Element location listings
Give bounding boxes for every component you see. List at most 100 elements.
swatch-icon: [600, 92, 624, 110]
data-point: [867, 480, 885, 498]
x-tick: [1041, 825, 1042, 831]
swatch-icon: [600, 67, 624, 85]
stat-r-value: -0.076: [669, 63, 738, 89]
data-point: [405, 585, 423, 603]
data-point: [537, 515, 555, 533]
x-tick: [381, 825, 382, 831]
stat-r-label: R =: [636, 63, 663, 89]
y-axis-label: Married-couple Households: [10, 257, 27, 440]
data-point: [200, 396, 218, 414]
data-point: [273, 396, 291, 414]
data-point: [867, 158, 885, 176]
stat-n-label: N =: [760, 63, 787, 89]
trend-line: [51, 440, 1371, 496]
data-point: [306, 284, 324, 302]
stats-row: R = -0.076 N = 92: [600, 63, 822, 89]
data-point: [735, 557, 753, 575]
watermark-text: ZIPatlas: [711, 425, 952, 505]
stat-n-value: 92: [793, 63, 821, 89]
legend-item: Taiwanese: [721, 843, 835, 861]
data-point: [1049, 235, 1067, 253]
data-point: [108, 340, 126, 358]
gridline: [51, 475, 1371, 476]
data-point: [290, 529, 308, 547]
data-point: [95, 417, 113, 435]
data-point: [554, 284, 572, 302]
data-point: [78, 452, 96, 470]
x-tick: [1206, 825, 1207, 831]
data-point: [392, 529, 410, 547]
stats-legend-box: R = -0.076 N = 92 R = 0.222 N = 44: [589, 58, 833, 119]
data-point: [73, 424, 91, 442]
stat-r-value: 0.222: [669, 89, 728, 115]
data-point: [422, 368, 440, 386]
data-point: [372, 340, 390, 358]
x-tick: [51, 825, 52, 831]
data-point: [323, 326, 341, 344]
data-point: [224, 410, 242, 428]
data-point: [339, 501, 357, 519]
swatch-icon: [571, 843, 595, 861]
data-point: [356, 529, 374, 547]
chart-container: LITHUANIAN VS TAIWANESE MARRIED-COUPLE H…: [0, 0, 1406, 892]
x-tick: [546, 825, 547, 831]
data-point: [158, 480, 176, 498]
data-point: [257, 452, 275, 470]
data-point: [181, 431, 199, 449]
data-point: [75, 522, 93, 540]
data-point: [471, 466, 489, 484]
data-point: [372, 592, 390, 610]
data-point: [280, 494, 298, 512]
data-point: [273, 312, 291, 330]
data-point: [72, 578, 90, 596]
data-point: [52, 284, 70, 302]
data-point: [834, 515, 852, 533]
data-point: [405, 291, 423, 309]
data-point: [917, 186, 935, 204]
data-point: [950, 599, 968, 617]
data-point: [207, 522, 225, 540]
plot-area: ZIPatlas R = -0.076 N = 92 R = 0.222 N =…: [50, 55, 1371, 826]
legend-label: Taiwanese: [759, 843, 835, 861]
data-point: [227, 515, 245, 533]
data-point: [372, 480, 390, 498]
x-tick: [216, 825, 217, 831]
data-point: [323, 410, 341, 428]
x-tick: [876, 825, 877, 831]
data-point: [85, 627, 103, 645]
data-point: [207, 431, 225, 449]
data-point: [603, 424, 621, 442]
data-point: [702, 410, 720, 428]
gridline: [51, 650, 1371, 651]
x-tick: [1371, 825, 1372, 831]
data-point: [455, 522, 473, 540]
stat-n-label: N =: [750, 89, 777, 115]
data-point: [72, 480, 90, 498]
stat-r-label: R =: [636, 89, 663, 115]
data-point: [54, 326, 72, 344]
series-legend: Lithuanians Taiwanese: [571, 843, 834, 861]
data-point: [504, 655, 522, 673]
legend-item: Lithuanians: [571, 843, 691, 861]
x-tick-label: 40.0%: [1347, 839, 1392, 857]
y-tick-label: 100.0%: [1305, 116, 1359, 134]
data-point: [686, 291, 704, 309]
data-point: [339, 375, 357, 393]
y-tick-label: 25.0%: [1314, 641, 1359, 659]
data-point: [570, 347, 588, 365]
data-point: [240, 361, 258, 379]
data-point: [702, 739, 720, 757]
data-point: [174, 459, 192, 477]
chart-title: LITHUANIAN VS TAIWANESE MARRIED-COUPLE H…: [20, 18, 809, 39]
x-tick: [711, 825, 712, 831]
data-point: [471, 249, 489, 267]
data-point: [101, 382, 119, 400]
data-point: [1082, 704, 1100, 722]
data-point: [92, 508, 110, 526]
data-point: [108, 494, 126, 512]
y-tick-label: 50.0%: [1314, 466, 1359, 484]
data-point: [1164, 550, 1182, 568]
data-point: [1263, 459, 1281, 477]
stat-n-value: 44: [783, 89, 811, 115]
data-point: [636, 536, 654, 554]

_Aim:_ Copy the records above line for line, without altering a single character.

_Finished task:_
Give bounding boxes for every component you see. List at most 100 elements.
swatch-icon: [600, 92, 624, 110]
data-point: [867, 480, 885, 498]
x-tick: [1041, 825, 1042, 831]
swatch-icon: [600, 67, 624, 85]
stat-r-value: -0.076: [669, 63, 738, 89]
data-point: [405, 585, 423, 603]
data-point: [537, 515, 555, 533]
x-tick: [381, 825, 382, 831]
stat-r-label: R =: [636, 63, 663, 89]
y-axis-label: Married-couple Households: [10, 257, 27, 440]
data-point: [200, 396, 218, 414]
data-point: [273, 396, 291, 414]
data-point: [867, 158, 885, 176]
stat-n-label: N =: [760, 63, 787, 89]
trend-line: [51, 440, 1371, 496]
data-point: [306, 284, 324, 302]
stats-row: R = -0.076 N = 92: [600, 63, 822, 89]
data-point: [735, 557, 753, 575]
watermark-text: ZIPatlas: [711, 425, 952, 505]
stat-n-value: 92: [793, 63, 821, 89]
legend-item: Taiwanese: [721, 843, 835, 861]
data-point: [1049, 235, 1067, 253]
data-point: [108, 340, 126, 358]
gridline: [51, 475, 1371, 476]
data-point: [290, 529, 308, 547]
data-point: [95, 417, 113, 435]
data-point: [554, 284, 572, 302]
data-point: [78, 452, 96, 470]
x-tick: [1206, 825, 1207, 831]
data-point: [392, 529, 410, 547]
stats-legend-box: R = -0.076 N = 92 R = 0.222 N = 44: [589, 58, 833, 119]
data-point: [73, 424, 91, 442]
stat-r-value: 0.222: [669, 89, 728, 115]
data-point: [422, 368, 440, 386]
data-point: [372, 340, 390, 358]
x-tick: [51, 825, 52, 831]
data-point: [323, 326, 341, 344]
data-point: [224, 410, 242, 428]
data-point: [339, 501, 357, 519]
swatch-icon: [571, 843, 595, 861]
data-point: [356, 529, 374, 547]
chart-container: LITHUANIAN VS TAIWANESE MARRIED-COUPLE H…: [0, 0, 1406, 892]
x-tick: [546, 825, 547, 831]
data-point: [158, 480, 176, 498]
data-point: [257, 452, 275, 470]
data-point: [181, 431, 199, 449]
data-point: [75, 522, 93, 540]
data-point: [471, 466, 489, 484]
data-point: [372, 592, 390, 610]
data-point: [280, 494, 298, 512]
data-point: [273, 312, 291, 330]
data-point: [72, 578, 90, 596]
data-point: [52, 284, 70, 302]
data-point: [834, 515, 852, 533]
data-point: [405, 291, 423, 309]
data-point: [917, 186, 935, 204]
data-point: [950, 599, 968, 617]
data-point: [207, 522, 225, 540]
plot-area: ZIPatlas R = -0.076 N = 92 R = 0.222 N =…: [50, 55, 1371, 826]
legend-label: Taiwanese: [759, 843, 835, 861]
data-point: [227, 515, 245, 533]
data-point: [372, 480, 390, 498]
x-tick: [216, 825, 217, 831]
data-point: [323, 410, 341, 428]
x-tick: [876, 825, 877, 831]
data-point: [85, 627, 103, 645]
data-point: [207, 431, 225, 449]
data-point: [603, 424, 621, 442]
data-point: [702, 410, 720, 428]
gridline: [51, 650, 1371, 651]
x-tick: [1371, 825, 1372, 831]
data-point: [455, 522, 473, 540]
stat-n-label: N =: [750, 89, 777, 115]
data-point: [72, 480, 90, 498]
stat-r-label: R =: [636, 89, 663, 115]
data-point: [54, 326, 72, 344]
series-legend: Lithuanians Taiwanese: [571, 843, 834, 861]
data-point: [504, 655, 522, 673]
legend-item: Lithuanians: [571, 843, 691, 861]
x-tick-label: 40.0%: [1347, 839, 1392, 857]
y-tick-label: 100.0%: [1305, 116, 1359, 134]
data-point: [686, 291, 704, 309]
data-point: [339, 375, 357, 393]
y-tick-label: 25.0%: [1314, 641, 1359, 659]
data-point: [570, 347, 588, 365]
data-point: [240, 361, 258, 379]
data-point: [702, 739, 720, 757]
data-point: [174, 459, 192, 477]
chart-title: LITHUANIAN VS TAIWANESE MARRIED-COUPLE H…: [20, 18, 809, 39]
x-tick: [711, 825, 712, 831]
data-point: [471, 249, 489, 267]
data-point: [101, 382, 119, 400]
data-point: [1082, 704, 1100, 722]
data-point: [92, 508, 110, 526]
data-point: [108, 494, 126, 512]
y-tick-label: 50.0%: [1314, 466, 1359, 484]
data-point: [1164, 550, 1182, 568]
data-point: [1263, 459, 1281, 477]
stat-n-value: 44: [783, 89, 811, 115]
data-point: [636, 536, 654, 554]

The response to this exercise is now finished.